The problem:
Transcribe the records exactly. Pictures do not belong in the transcription.

Records shown:
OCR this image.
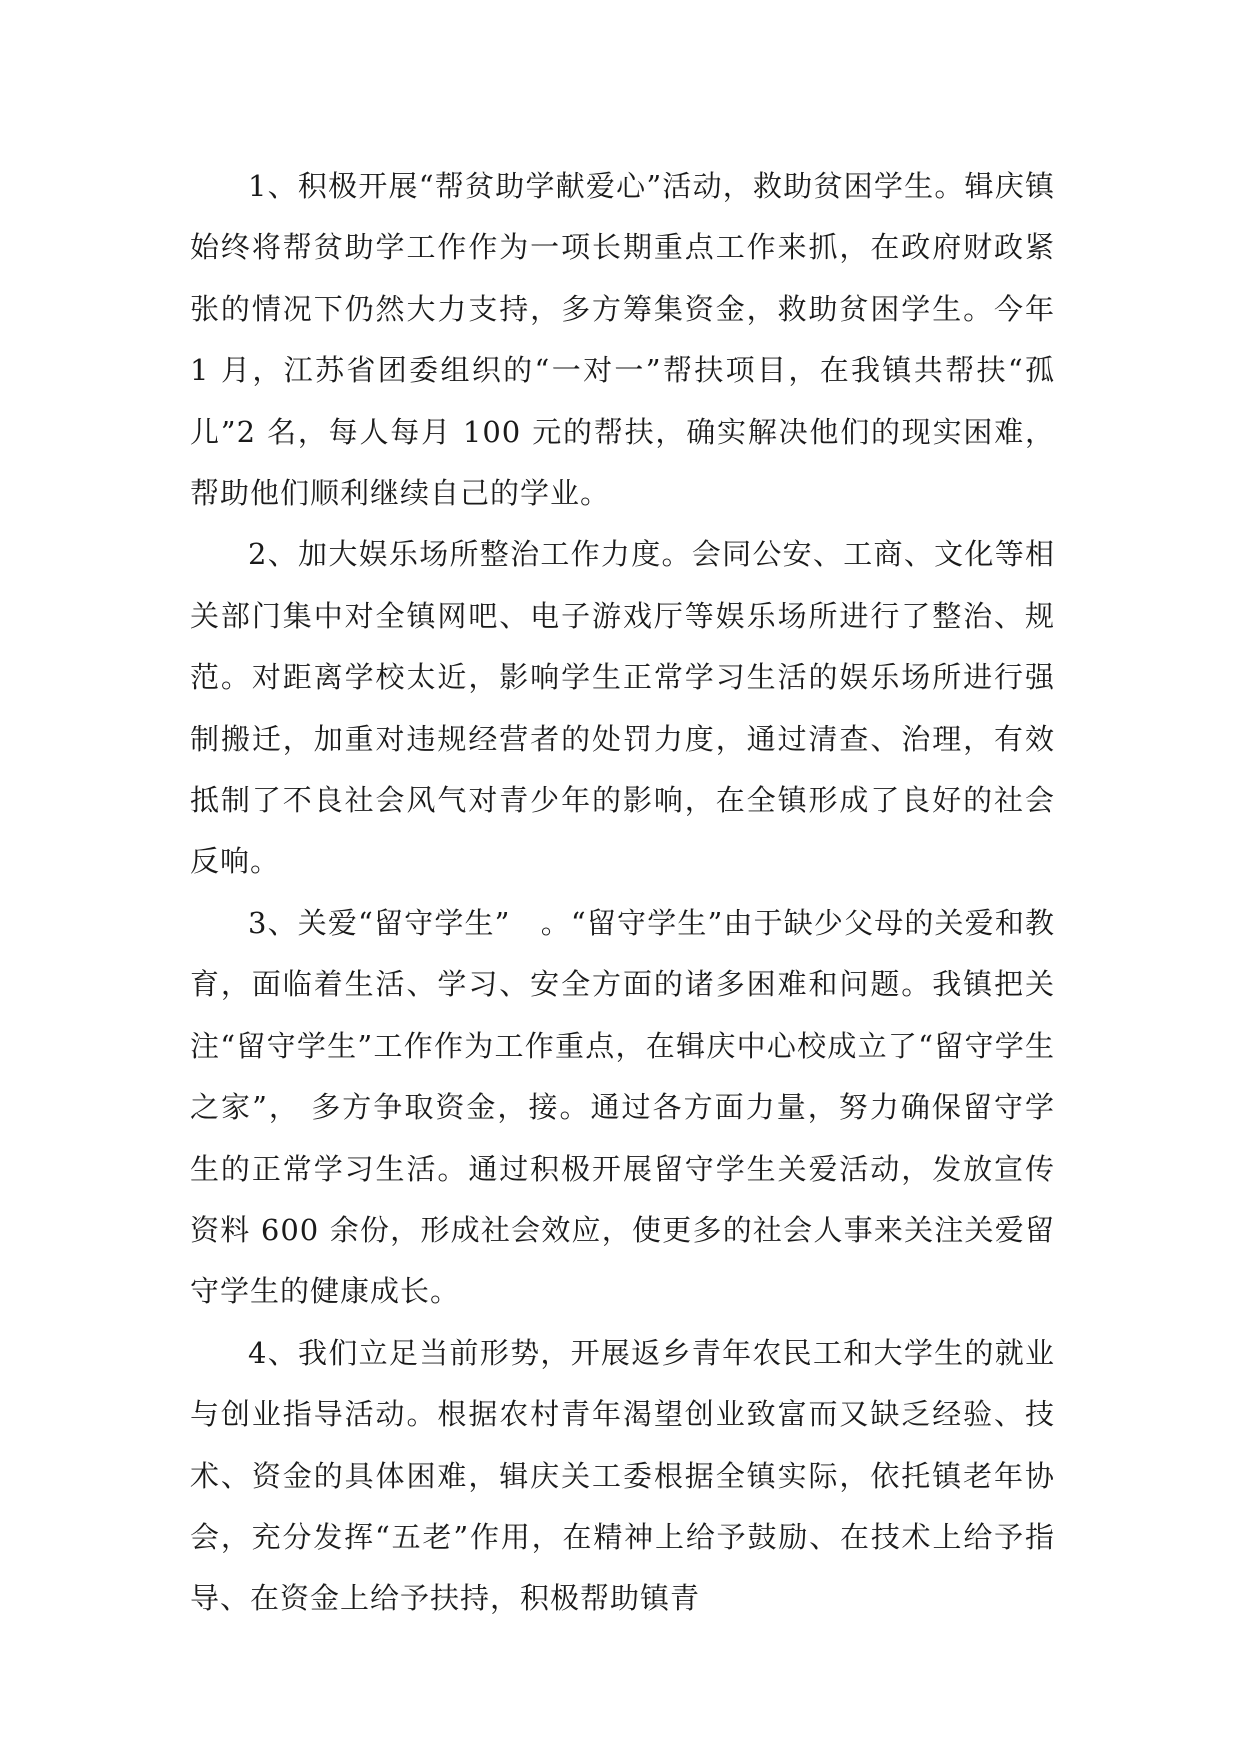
1、积极开展“帮贫助学献爱心”活动，救助贫困学生。辑庆镇始终将帮贫助学工作作为一项长期重点工作来抓，在政府财政紧张的情况下仍然大力支持，多方筹集资金，救助贫困学生。今年 1 月，江苏省团委组织的“一对一”帮扶项目，在我镇共帮扶“孤儿”2 名，每人每月 100 元的帮扶，确实解决他们的现实困难，帮助他们顺利继续自己的学业。

2、加大娱乐场所整治工作力度。会同公安、工商、文化等相关部门集中对全镇网吧、电子游戏厅等娱乐场所进行了整治、规范。对距离学校太近，影响学生正常学习生活的娱乐场所进行强制搬迁，加重对违规经营者的处罚力度，通过清查、治理，有效抵制了不良社会风气对青少年的影响，在全镇形成了良好的社会反响。

3、关爱“留守学生”　。“留守学生”由于缺少父母的关爱和教育，面临着生活、学习、安全方面的诸多困难和问题。我镇把关注“留守学生”工作作为工作重点，在辑庆中心校成立了“留守学生之家”， 多方争取资金，接。通过各方面力量，努力确保留守学生的正常学习生活。通过积极开展留守学生关爱活动，发放宣传资料 600 余份，形成社会效应，使更多的社会人事来关注关爱留守学生的健康成长。

4、我们立足当前形势，开展返乡青年农民工和大学生的就业与创业指导活动。根据农村青年渴望创业致富而又缺乏经验、技术、资金的具体困难，辑庆关工委根据全镇实际，依托镇老年协会，充分发挥“五老”作用，在精神上给予鼓励、在技术上给予指导、在资金上给予扶持，积极帮助镇青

Result of this task:
OCR this image.
1、积极开展“帮贫助学献爱心”活动，救助贫困学生。辑庆镇始终将帮贫助学工作作为一项长期重点工作来抓，在政府财政紧张的情况下仍然大力支持，多方筹集资金，救助贫困学生。今年 1 月，江苏省团委组织的“一对一”帮扶项目，在我镇共帮扶“孤儿”2 名，每人每月 100 元的帮扶，确实解决他们的现实困难，帮助他们顺利继续自己的学业。

2、加大娱乐场所整治工作力度。会同公安、工商、文化等相关部门集中对全镇网吧、电子游戏厅等娱乐场所进行了整治、规范。对距离学校太近，影响学生正常学习生活的娱乐场所进行强制搬迁，加重对违规经营者的处罚力度，通过清查、治理，有效抵制了不良社会风气对青少年的影响，在全镇形成了良好的社会反响。

3、关爱“留守学生”　。“留守学生”由于缺少父母的关爱和教育，面临着生活、学习、安全方面的诸多困难和问题。我镇把关注“留守学生”工作作为工作重点，在辑庆中心校成立了“留守学生之家”， 多方争取资金，接。通过各方面力量，努力确保留守学生的正常学习生活。通过积极开展留守学生关爱活动，发放宣传资料 600 余份，形成社会效应，使更多的社会人事来关注关爱留守学生的健康成长。

4、我们立足当前形势，开展返乡青年农民工和大学生的就业与创业指导活动。根据农村青年渴望创业致富而又缺乏经验、技术、资金的具体困难，辑庆关工委根据全镇实际，依托镇老年协会，充分发挥“五老”作用，在精神上给予鼓励、在技术上给予指导、在资金上给予扶持，积极帮助镇青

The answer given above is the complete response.